Start EXERCISE MATERIAL
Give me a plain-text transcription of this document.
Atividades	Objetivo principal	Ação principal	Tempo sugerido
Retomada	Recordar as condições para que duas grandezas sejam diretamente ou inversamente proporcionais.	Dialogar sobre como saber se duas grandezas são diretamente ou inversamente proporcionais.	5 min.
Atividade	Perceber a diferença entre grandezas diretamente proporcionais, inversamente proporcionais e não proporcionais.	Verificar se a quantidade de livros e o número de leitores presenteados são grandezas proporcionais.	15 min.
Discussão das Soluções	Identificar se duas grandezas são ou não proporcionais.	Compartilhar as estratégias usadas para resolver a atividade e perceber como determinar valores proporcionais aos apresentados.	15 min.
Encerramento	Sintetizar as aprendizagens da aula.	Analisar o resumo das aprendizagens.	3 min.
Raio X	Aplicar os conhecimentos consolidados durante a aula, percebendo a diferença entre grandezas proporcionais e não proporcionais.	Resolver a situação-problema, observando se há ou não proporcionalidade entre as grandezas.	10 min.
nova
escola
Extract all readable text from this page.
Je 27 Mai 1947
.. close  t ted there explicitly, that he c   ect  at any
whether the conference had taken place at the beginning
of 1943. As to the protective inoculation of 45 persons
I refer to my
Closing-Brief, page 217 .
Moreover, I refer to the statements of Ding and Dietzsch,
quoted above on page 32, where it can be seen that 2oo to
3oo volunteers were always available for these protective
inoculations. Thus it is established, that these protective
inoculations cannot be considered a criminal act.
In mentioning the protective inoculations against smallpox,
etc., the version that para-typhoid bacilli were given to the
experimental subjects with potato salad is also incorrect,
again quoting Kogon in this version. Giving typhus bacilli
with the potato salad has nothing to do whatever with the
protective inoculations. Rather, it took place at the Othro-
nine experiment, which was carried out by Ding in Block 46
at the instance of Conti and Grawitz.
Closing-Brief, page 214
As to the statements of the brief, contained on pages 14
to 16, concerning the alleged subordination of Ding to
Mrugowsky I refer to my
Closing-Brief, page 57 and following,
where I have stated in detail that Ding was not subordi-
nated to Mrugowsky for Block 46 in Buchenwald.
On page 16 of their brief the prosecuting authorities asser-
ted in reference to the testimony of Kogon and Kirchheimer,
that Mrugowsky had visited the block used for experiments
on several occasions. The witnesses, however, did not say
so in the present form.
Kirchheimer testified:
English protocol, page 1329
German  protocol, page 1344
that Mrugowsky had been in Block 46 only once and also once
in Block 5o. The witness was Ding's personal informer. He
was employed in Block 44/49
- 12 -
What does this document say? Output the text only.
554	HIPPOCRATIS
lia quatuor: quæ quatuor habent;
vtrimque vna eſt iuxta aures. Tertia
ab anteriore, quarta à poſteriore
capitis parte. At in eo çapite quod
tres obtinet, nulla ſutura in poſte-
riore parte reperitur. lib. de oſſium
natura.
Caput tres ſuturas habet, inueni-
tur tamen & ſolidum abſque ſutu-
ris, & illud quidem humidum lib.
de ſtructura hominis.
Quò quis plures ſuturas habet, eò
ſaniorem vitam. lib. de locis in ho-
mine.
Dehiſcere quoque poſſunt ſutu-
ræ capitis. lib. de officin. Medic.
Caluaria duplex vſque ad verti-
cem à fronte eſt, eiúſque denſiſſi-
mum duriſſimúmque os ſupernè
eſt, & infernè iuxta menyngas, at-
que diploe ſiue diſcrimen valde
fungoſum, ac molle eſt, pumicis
End EXERCISE MATERIAL
§ YOUR GOAL
Each line in the material either holds the string "salad" or does not. State how many do, and nothing else.

§ PROBLEM SOLUTION
2